* **WRITTEN PROBLEM**:
Copy every entry word for word. Skip the pictures.

* **SOURCE MATERIAL**:
═══

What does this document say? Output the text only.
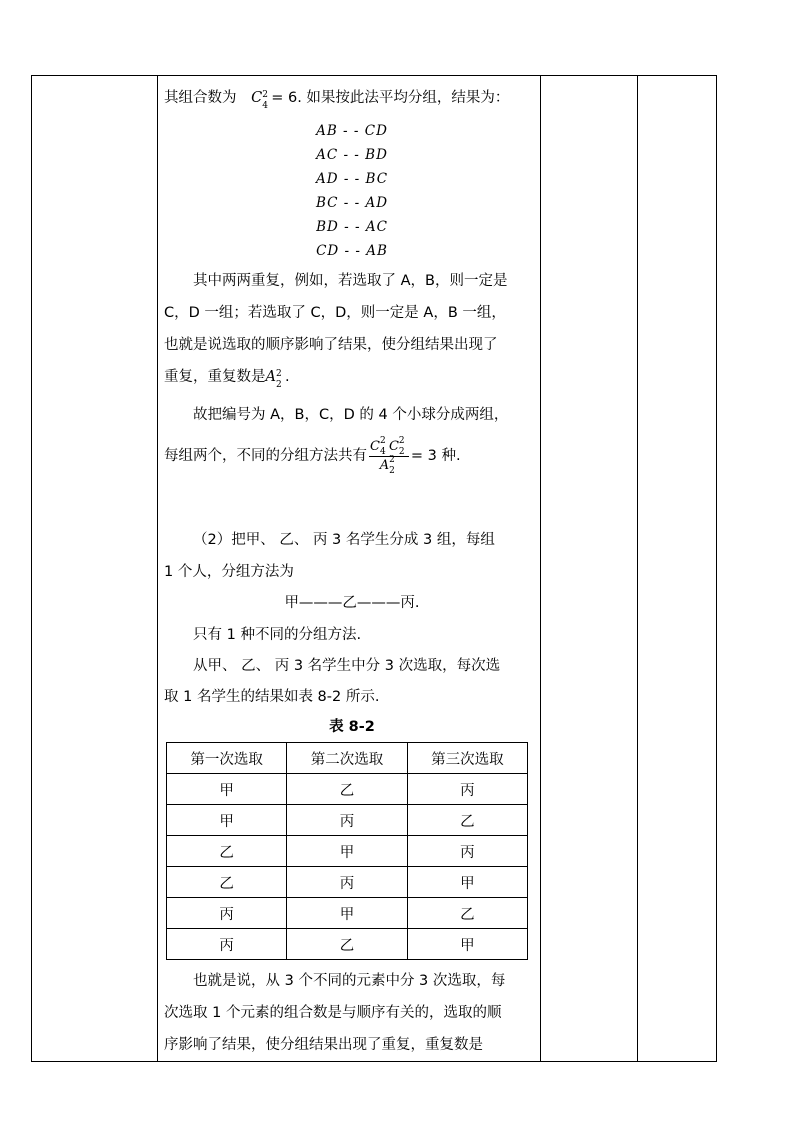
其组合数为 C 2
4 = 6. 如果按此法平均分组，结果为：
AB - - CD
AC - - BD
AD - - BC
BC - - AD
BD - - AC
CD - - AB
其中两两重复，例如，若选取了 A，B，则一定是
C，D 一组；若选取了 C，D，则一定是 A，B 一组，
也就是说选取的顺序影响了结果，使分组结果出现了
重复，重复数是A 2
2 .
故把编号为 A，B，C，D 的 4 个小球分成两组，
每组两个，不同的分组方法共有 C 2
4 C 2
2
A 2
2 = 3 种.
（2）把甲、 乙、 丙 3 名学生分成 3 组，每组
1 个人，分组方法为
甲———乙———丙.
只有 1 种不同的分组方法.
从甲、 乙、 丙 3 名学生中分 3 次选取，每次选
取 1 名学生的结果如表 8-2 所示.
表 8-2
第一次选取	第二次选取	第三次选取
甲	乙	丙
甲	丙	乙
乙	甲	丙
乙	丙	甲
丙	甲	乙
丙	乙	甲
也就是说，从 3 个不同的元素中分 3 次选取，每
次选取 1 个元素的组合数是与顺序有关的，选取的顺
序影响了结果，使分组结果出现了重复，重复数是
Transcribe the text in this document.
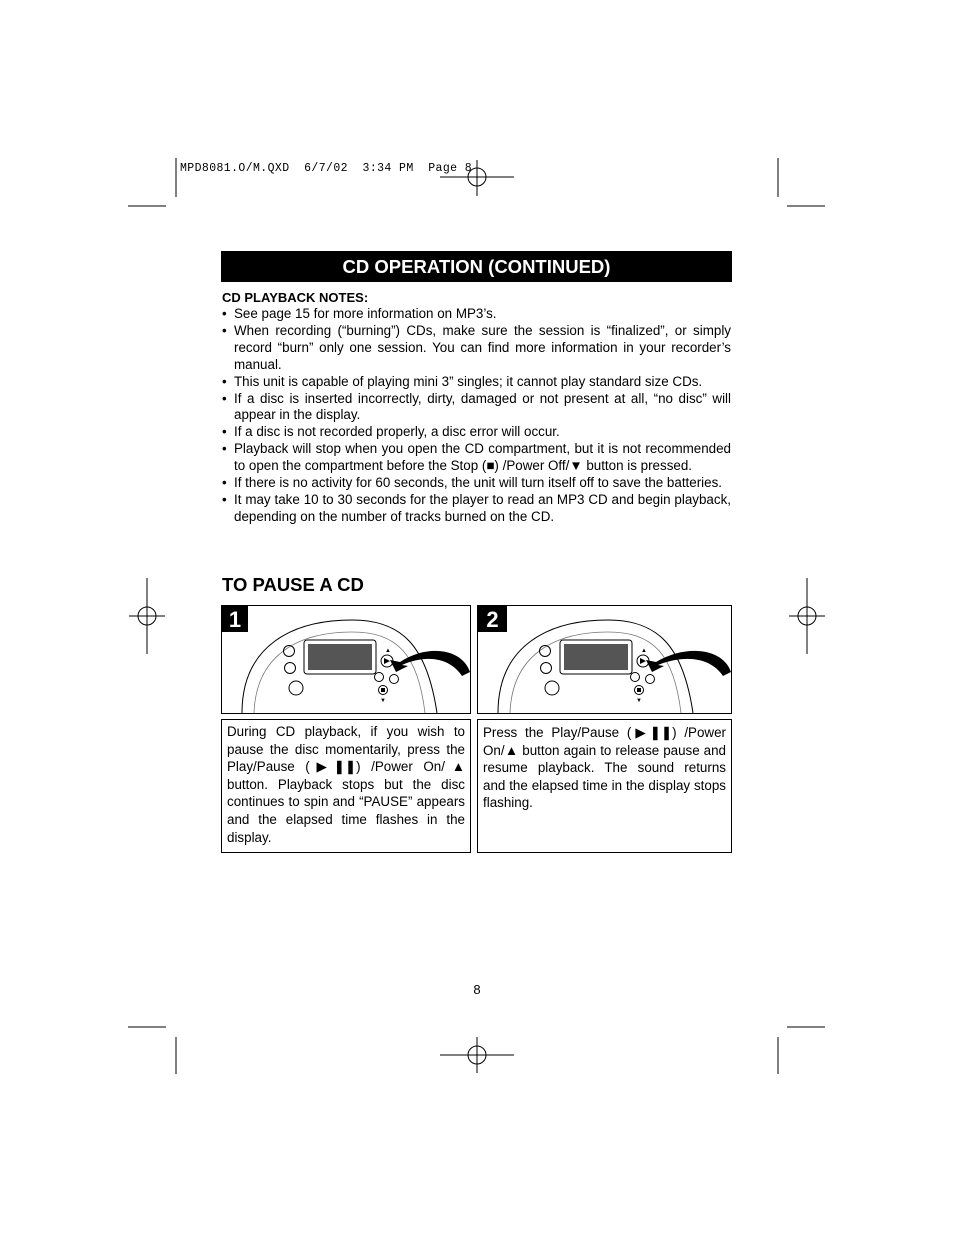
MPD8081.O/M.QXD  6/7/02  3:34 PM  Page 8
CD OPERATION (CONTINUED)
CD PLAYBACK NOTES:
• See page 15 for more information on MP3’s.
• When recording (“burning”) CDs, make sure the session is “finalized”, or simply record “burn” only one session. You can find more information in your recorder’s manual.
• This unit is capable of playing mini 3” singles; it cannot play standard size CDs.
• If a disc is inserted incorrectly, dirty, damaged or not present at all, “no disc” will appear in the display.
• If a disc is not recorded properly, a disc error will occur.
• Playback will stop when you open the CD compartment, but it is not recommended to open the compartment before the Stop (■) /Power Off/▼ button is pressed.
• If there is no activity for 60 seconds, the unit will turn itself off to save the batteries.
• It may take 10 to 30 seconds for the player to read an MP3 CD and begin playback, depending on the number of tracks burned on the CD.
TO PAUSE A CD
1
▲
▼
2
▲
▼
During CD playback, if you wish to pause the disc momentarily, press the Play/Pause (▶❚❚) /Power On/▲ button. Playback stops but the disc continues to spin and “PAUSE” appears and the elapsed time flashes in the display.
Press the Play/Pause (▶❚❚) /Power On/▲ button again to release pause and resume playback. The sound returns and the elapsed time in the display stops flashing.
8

═══

* **SOLUTION**:
What does this document say? Output the text only.
其组合数为 C 2
4 = 6. 如果按此法平均分组，结果为：
AB - - CD
AC - - BD
AD - - BC
BC - - AD
BD - - AC
CD - - AB
其中两两重复，例如，若选取了 A，B，则一定是
C，D 一组；若选取了 C，D，则一定是 A，B 一组，
也就是说选取的顺序影响了结果，使分组结果出现了
重复，重复数是A 2
2 .
故把编号为 A，B，C，D 的 4 个小球分成两组，
每组两个，不同的分组方法共有 C 2
4 C 2
2
A 2
2 = 3 种.
（2）把甲、 乙、 丙 3 名学生分成 3 组，每组
1 个人，分组方法为
甲———乙———丙.
只有 1 种不同的分组方法.
从甲、 乙、 丙 3 名学生中分 3 次选取，每次选
取 1 名学生的结果如表 8-2 所示.
表 8-2
第一次选取	第二次选取	第三次选取
甲	乙	丙
甲	丙	乙
乙	甲	丙
乙	丙	甲
丙	甲	乙
丙	乙	甲
也就是说，从 3 个不同的元素中分 3 次选取，每
次选取 1 个元素的组合数是与顺序有关的，选取的顺
序影响了结果，使分组结果出现了重复，重复数是
Transcribe the text in this document.
MPD8081.O/M.QXD  6/7/02  3:34 PM  Page 8
CD OPERATION (CONTINUED)
CD PLAYBACK NOTES:
• See page 15 for more information on MP3’s.
• When recording (“burning”) CDs, make sure the session is “finalized”, or simply record “burn” only one session. You can find more information in your recorder’s manual.
• This unit is capable of playing mini 3” singles; it cannot play standard size CDs.
• If a disc is inserted incorrectly, dirty, damaged or not present at all, “no disc” will appear in the display.
• If a disc is not recorded properly, a disc error will occur.
• Playback will stop when you open the CD compartment, but it is not recommended to open the compartment before the Stop (■) /Power Off/▼ button is pressed.
• If there is no activity for 60 seconds, the unit will turn itself off to save the batteries.
• It may take 10 to 30 seconds for the player to read an MP3 CD and begin playback, depending on the number of tracks burned on the CD.
TO PAUSE A CD
1
▲
▼
2
▲
▼
During CD playback, if you wish to pause the disc momentarily, press the Play/Pause (▶❚❚) /Power On/▲ button. Playback stops but the disc continues to spin and “PAUSE” appears and the elapsed time flashes in the display.
Press the Play/Pause (▶❚❚) /Power On/▲ button again to release pause and resume playback. The sound returns and the elapsed time in the display stops flashing.
8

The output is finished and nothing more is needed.